**Set task**
Look through the data below and return each line where "marker" appears.

________________________

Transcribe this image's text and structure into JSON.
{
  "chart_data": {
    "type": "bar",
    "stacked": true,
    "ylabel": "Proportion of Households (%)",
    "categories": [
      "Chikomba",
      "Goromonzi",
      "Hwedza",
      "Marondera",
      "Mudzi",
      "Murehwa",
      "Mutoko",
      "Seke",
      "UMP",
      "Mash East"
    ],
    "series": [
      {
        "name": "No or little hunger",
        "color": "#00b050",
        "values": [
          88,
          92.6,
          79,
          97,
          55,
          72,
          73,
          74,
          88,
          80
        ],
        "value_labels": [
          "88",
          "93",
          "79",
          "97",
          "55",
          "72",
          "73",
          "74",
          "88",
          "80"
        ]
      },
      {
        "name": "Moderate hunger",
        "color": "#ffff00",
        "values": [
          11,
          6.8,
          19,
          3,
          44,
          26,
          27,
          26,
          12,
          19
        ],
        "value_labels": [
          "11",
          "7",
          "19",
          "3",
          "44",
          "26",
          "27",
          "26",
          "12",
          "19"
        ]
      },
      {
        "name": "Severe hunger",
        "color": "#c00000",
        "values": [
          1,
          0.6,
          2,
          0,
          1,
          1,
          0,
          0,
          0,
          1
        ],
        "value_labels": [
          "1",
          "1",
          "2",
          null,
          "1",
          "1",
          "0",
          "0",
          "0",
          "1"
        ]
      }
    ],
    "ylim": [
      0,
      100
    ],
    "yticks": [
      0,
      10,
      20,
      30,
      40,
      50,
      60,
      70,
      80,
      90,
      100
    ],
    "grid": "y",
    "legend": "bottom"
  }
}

________________________

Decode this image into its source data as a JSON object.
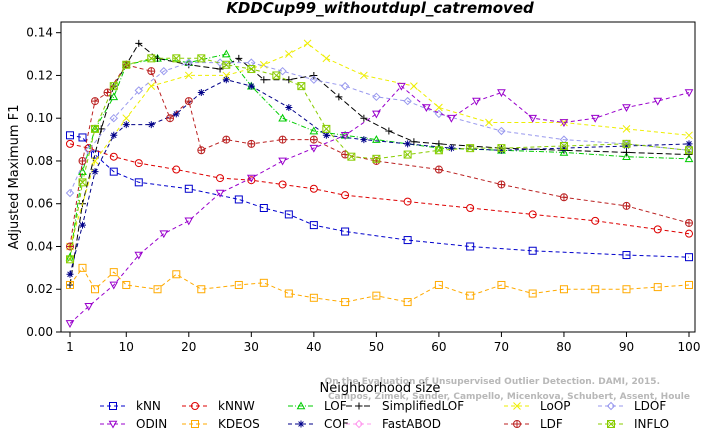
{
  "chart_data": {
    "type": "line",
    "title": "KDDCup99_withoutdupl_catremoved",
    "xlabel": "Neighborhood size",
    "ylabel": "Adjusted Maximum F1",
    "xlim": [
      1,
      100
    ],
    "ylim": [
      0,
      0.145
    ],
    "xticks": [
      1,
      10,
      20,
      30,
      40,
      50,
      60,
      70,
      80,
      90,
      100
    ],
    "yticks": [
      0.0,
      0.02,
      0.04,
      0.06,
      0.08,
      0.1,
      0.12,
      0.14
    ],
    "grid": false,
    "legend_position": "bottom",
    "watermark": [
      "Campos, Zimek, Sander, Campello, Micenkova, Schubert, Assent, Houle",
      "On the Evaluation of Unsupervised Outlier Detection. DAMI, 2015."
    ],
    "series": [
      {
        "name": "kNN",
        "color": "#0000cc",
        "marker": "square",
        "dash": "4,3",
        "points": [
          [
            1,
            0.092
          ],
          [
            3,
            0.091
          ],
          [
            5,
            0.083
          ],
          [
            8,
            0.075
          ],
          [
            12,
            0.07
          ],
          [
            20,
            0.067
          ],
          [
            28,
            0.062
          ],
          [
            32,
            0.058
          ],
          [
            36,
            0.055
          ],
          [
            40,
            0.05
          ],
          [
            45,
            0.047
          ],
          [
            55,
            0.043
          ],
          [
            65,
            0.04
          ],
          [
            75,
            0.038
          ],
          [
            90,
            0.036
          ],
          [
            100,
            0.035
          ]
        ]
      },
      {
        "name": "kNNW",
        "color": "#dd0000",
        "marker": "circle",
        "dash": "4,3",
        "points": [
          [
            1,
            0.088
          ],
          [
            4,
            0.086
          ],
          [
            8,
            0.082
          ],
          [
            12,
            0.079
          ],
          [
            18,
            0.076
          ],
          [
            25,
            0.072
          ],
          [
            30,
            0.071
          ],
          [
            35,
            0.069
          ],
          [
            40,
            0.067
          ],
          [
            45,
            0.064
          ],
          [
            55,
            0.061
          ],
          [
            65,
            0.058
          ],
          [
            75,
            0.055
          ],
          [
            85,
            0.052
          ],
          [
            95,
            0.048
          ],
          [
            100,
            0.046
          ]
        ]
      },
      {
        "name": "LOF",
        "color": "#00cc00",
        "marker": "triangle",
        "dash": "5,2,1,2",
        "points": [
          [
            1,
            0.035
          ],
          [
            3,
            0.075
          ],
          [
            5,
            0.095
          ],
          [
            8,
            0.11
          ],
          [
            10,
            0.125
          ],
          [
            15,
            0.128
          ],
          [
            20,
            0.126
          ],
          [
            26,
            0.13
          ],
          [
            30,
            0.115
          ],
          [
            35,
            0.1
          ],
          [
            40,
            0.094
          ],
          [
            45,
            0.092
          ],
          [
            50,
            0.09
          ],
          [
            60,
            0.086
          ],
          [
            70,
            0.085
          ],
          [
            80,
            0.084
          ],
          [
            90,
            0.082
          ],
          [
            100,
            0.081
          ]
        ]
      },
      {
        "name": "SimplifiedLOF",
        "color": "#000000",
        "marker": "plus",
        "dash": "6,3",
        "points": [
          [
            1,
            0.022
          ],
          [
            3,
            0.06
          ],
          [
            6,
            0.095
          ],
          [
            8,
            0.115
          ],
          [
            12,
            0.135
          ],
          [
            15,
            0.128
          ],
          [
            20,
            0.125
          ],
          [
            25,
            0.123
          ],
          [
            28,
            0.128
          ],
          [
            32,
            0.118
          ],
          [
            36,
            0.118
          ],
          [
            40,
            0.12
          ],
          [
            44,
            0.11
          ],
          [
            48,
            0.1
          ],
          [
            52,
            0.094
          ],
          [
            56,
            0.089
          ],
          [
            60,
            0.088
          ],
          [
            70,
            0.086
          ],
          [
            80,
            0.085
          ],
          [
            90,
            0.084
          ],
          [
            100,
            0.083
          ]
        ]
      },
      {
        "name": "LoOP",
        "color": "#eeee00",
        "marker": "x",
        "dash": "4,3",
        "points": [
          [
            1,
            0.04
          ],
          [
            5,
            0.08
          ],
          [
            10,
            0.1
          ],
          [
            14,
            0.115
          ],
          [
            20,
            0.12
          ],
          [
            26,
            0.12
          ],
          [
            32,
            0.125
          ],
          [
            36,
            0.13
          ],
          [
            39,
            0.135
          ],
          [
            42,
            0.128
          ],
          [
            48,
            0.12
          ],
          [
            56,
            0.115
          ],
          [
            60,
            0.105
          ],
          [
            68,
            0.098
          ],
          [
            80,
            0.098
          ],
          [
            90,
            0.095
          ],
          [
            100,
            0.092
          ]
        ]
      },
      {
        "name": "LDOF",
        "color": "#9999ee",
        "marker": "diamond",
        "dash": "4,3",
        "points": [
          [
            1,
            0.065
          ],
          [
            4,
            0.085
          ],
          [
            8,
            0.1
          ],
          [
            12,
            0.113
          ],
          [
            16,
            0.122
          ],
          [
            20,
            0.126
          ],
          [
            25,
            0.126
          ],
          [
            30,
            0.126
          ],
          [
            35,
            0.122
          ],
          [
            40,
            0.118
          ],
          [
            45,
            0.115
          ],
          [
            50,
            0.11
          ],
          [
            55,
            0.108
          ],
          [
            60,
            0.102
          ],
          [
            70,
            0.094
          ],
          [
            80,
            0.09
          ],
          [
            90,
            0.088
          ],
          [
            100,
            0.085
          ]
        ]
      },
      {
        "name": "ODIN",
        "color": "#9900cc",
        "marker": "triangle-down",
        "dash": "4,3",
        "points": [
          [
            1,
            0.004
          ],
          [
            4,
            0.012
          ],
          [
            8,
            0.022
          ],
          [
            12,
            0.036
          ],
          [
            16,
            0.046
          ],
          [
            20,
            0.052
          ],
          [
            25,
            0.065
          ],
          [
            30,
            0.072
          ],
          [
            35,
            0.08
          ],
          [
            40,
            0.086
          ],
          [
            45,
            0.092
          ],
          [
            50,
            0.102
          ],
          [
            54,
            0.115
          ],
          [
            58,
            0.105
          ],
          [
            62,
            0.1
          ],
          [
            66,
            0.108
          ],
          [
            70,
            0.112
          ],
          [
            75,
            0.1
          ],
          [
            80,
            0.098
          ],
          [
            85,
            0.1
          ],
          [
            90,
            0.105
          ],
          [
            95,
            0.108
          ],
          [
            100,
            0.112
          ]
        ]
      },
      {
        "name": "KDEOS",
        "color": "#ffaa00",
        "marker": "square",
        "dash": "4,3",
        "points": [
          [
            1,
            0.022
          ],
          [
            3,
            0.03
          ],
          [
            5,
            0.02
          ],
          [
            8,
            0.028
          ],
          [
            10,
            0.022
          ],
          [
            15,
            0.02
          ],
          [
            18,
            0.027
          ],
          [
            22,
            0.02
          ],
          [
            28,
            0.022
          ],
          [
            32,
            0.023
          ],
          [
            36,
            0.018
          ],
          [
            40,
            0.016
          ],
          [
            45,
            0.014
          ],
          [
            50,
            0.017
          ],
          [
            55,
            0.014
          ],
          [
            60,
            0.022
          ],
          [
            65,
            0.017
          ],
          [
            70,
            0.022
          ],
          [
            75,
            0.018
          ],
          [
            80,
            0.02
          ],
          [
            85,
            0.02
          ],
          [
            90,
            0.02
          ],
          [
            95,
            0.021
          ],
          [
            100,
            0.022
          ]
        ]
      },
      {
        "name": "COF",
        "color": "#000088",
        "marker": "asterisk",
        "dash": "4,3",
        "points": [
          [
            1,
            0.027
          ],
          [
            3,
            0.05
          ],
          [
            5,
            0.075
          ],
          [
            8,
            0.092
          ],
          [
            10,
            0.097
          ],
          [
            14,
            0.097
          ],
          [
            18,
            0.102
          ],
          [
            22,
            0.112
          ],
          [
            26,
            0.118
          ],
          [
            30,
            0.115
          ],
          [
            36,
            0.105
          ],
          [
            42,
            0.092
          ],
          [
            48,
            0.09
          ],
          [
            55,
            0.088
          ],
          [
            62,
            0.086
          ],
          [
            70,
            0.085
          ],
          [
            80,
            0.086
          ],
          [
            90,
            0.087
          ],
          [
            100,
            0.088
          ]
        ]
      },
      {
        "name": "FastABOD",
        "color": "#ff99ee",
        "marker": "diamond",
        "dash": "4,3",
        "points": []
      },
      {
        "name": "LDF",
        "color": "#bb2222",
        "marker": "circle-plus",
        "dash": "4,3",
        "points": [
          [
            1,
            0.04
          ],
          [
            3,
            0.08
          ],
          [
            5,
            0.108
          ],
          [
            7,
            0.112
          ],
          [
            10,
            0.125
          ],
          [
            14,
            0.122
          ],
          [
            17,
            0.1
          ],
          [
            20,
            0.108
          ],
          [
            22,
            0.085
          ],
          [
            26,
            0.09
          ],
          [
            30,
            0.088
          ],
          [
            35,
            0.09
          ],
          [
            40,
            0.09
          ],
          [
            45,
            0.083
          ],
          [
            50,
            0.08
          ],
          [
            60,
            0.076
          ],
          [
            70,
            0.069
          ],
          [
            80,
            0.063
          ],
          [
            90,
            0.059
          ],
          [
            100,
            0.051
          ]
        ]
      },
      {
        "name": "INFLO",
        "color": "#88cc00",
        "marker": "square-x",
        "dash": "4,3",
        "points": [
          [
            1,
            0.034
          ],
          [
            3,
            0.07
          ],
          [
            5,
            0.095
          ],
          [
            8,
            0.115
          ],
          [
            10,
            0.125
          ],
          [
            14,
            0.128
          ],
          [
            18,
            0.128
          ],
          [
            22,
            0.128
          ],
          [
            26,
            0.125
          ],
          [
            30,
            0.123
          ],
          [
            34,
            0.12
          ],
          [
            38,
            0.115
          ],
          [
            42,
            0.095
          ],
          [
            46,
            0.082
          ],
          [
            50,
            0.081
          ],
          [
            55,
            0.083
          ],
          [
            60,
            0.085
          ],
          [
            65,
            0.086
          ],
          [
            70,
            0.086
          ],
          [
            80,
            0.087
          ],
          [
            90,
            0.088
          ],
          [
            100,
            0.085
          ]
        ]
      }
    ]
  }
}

________________________

**Output**
        "marker": "square",
        "marker": "circle",
        "marker": "triangle",
        "marker": "plus",
        "marker": "x",
        "marker": "diamond",
        "marker": "triangle-down",
        "marker": "square",
        "marker": "asterisk",
        "marker": "diamond",
        "marker": "circle-plus",
        "marker": "square-x",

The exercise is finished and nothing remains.